Exercise
Each entry below is to be restated word for word, with no pictures carried over.

----- Data shown

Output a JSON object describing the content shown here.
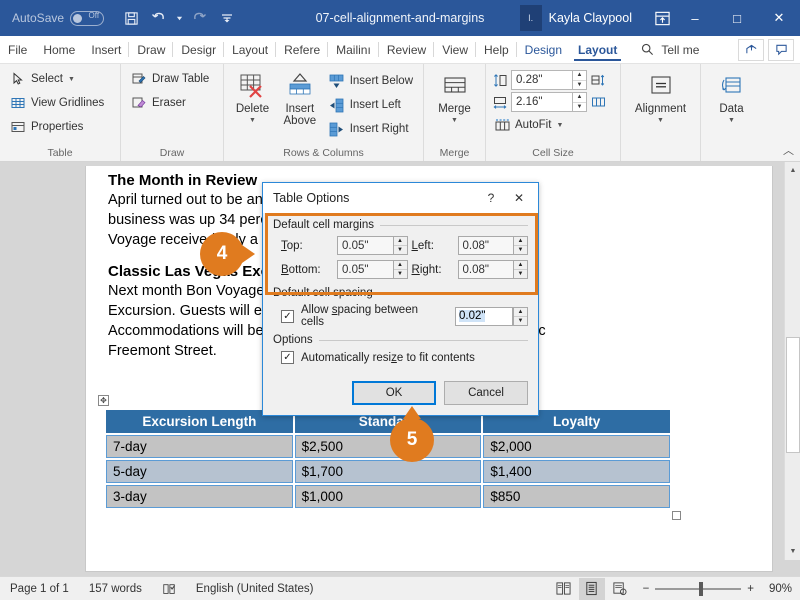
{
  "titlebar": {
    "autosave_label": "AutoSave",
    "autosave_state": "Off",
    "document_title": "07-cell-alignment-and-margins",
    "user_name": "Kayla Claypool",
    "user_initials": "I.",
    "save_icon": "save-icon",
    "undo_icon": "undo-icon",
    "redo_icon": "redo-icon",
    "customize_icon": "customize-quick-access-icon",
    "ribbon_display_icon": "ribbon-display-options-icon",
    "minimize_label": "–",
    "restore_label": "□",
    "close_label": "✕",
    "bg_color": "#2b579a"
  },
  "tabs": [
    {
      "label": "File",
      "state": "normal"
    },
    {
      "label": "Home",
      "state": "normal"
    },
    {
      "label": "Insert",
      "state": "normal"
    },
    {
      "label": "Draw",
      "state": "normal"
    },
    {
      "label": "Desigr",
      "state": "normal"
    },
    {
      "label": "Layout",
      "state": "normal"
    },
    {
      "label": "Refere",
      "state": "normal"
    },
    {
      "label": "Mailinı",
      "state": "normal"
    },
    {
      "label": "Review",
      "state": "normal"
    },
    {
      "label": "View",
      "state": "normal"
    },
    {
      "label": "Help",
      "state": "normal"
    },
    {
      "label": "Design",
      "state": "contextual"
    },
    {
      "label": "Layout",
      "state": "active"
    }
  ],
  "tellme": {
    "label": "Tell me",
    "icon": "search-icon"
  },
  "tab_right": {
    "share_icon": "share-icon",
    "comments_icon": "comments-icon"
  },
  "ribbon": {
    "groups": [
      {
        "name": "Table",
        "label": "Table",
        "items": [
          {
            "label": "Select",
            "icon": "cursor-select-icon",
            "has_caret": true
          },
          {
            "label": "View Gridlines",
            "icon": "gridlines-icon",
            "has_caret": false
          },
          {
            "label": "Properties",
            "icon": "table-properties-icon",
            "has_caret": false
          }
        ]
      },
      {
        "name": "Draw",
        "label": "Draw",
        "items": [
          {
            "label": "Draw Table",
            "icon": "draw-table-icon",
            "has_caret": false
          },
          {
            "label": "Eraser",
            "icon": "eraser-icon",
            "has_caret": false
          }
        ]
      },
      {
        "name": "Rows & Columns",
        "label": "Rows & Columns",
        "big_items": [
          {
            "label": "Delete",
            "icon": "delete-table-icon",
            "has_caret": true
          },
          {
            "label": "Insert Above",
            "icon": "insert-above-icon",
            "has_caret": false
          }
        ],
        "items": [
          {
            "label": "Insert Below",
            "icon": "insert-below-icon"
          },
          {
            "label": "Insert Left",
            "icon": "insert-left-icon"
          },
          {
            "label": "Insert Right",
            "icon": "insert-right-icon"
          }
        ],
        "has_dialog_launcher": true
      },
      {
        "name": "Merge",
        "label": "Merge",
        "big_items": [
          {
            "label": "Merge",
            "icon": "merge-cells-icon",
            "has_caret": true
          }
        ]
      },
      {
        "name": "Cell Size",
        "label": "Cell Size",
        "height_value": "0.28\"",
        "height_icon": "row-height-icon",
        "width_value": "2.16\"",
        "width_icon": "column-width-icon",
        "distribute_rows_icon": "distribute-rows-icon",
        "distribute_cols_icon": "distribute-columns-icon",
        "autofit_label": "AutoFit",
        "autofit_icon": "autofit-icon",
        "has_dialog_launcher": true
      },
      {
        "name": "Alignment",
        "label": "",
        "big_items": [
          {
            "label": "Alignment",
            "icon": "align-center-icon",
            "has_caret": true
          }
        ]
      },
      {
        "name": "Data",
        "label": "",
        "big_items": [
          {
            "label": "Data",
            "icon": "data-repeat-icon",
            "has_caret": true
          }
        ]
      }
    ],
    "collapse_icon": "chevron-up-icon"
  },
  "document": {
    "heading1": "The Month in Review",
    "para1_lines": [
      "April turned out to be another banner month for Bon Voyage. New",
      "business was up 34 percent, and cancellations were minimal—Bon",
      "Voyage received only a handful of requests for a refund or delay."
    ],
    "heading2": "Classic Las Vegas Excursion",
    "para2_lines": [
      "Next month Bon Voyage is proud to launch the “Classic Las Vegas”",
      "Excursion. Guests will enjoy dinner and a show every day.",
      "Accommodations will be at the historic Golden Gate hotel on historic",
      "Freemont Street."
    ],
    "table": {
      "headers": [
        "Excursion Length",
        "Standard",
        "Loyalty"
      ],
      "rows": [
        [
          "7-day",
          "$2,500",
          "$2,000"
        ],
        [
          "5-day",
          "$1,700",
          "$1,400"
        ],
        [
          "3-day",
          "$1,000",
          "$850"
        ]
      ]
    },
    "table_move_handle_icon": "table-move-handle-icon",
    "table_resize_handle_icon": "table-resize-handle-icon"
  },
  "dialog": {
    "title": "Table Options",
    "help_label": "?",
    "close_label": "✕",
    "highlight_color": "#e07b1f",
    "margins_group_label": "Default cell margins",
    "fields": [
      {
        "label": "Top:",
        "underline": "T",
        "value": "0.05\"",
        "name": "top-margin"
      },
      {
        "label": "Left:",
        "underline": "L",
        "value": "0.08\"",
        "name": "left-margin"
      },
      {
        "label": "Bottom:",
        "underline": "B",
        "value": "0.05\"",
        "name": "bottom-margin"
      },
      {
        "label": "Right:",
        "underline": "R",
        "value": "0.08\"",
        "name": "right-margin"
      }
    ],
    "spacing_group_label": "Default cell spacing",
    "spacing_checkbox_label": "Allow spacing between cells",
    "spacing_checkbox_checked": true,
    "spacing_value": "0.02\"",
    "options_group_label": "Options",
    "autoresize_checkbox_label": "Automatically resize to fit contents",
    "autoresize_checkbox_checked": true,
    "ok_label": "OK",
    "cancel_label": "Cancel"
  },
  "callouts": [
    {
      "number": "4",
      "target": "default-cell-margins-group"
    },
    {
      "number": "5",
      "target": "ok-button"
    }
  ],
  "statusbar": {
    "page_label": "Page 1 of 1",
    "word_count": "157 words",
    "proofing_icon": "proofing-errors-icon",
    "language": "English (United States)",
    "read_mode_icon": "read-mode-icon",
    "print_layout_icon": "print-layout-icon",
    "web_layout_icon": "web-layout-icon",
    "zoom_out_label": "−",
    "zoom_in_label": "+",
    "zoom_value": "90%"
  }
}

----------

Task solution
Output a JSON object describing the content shown here.
{
  "titlebar": {
    "autosave_label": "AutoSave",
    "autosave_state": "Off",
    "document_title": "07-cell-alignment-and-margins",
    "user_name": "Kayla Claypool",
    "user_initials": "I.",
    "save_icon": "save-icon",
    "undo_icon": "undo-icon",
    "redo_icon": "redo-icon",
    "customize_icon": "customize-quick-access-icon",
    "ribbon_display_icon": "ribbon-display-options-icon",
    "minimize_label": "–",
    "restore_label": "□",
    "close_label": "✕",
    "bg_color": "#2b579a"
  },
  "tabs": [
    {
      "label": "File",
      "state": "normal"
    },
    {
      "label": "Home",
      "state": "normal"
    },
    {
      "label": "Insert",
      "state": "normal"
    },
    {
      "label": "Draw",
      "state": "normal"
    },
    {
      "label": "Desigr",
      "state": "normal"
    },
    {
      "label": "Layout",
      "state": "normal"
    },
    {
      "label": "Refere",
      "state": "normal"
    },
    {
      "label": "Mailinı",
      "state": "normal"
    },
    {
      "label": "Review",
      "state": "normal"
    },
    {
      "label": "View",
      "state": "normal"
    },
    {
      "label": "Help",
      "state": "normal"
    },
    {
      "label": "Design",
      "state": "contextual"
    },
    {
      "label": "Layout",
      "state": "active"
    }
  ],
  "tellme": {
    "label": "Tell me",
    "icon": "search-icon"
  },
  "tab_right": {
    "share_icon": "share-icon",
    "comments_icon": "comments-icon"
  },
  "ribbon": {
    "groups": [
      {
        "name": "Table",
        "label": "Table",
        "items": [
          {
            "label": "Select",
            "icon": "cursor-select-icon",
            "has_caret": true
          },
          {
            "label": "View Gridlines",
            "icon": "gridlines-icon",
            "has_caret": false
          },
          {
            "label": "Properties",
            "icon": "table-properties-icon",
            "has_caret": false
          }
        ]
      },
      {
        "name": "Draw",
        "label": "Draw",
        "items": [
          {
            "label": "Draw Table",
            "icon": "draw-table-icon",
            "has_caret": false
          },
          {
            "label": "Eraser",
            "icon": "eraser-icon",
            "has_caret": false
          }
        ]
      },
      {
        "name": "Rows & Columns",
        "label": "Rows & Columns",
        "big_items": [
          {
            "label": "Delete",
            "icon": "delete-table-icon",
            "has_caret": true
          },
          {
            "label": "Insert Above",
            "icon": "insert-above-icon",
            "has_caret": false
          }
        ],
        "items": [
          {
            "label": "Insert Below",
            "icon": "insert-below-icon"
          },
          {
            "label": "Insert Left",
            "icon": "insert-left-icon"
          },
          {
            "label": "Insert Right",
            "icon": "insert-right-icon"
          }
        ],
        "has_dialog_launcher": true
      },
      {
        "name": "Merge",
        "label": "Merge",
        "big_items": [
          {
            "label": "Merge",
            "icon": "merge-cells-icon",
            "has_caret": true
          }
        ]
      },
      {
        "name": "Cell Size",
        "label": "Cell Size",
        "height_value": "0.28\"",
        "height_icon": "row-height-icon",
        "width_value": "2.16\"",
        "width_icon": "column-width-icon",
        "distribute_rows_icon": "distribute-rows-icon",
        "distribute_cols_icon": "distribute-columns-icon",
        "autofit_label": "AutoFit",
        "autofit_icon": "autofit-icon",
        "has_dialog_launcher": true
      },
      {
        "name": "Alignment",
        "label": "",
        "big_items": [
          {
            "label": "Alignment",
            "icon": "align-center-icon",
            "has_caret": true
          }
        ]
      },
      {
        "name": "Data",
        "label": "",
        "big_items": [
          {
            "label": "Data",
            "icon": "data-repeat-icon",
            "has_caret": true
          }
        ]
      }
    ],
    "collapse_icon": "chevron-up-icon"
  },
  "document": {
    "heading1": "The Month in Review",
    "para1_lines": [
      "April turned out to be another banner month for Bon Voyage. New",
      "business was up 34 percent, and cancellations were minimal—Bon",
      "Voyage received only a handful of requests for a refund or delay."
    ],
    "heading2": "Classic Las Vegas Excursion",
    "para2_lines": [
      "Next month Bon Voyage is proud to launch the “Classic Las Vegas”",
      "Excursion. Guests will enjoy dinner and a show every day.",
      "Accommodations will be at the historic Golden Gate hotel on historic",
      "Freemont Street."
    ],
    "table": {
      "headers": [
        "Excursion Length",
        "Standard",
        "Loyalty"
      ],
      "rows": [
        [
          "7-day",
          "$2,500",
          "$2,000"
        ],
        [
          "5-day",
          "$1,700",
          "$1,400"
        ],
        [
          "3-day",
          "$1,000",
          "$850"
        ]
      ]
    },
    "table_move_handle_icon": "table-move-handle-icon",
    "table_resize_handle_icon": "table-resize-handle-icon"
  },
  "dialog": {
    "title": "Table Options",
    "help_label": "?",
    "close_label": "✕",
    "highlight_color": "#e07b1f",
    "margins_group_label": "Default cell margins",
    "fields": [
      {
        "label": "Top:",
        "underline": "T",
        "value": "0.05\"",
        "name": "top-margin"
      },
      {
        "label": "Left:",
        "underline": "L",
        "value": "0.08\"",
        "name": "left-margin"
      },
      {
        "label": "Bottom:",
        "underline": "B",
        "value": "0.05\"",
        "name": "bottom-margin"
      },
      {
        "label": "Right:",
        "underline": "R",
        "value": "0.08\"",
        "name": "right-margin"
      }
    ],
    "spacing_group_label": "Default cell spacing",
    "spacing_checkbox_label": "Allow spacing between cells",
    "spacing_checkbox_checked": true,
    "spacing_value": "0.02\"",
    "options_group_label": "Options",
    "autoresize_checkbox_label": "Automatically resize to fit contents",
    "autoresize_checkbox_checked": true,
    "ok_label": "OK",
    "cancel_label": "Cancel"
  },
  "callouts": [
    {
      "number": "4",
      "target": "default-cell-margins-group"
    },
    {
      "number": "5",
      "target": "ok-button"
    }
  ],
  "statusbar": {
    "page_label": "Page 1 of 1",
    "word_count": "157 words",
    "proofing_icon": "proofing-errors-icon",
    "language": "English (United States)",
    "read_mode_icon": "read-mode-icon",
    "print_layout_icon": "print-layout-icon",
    "web_layout_icon": "web-layout-icon",
    "zoom_out_label": "−",
    "zoom_in_label": "+",
    "zoom_value": "90%"
  }
}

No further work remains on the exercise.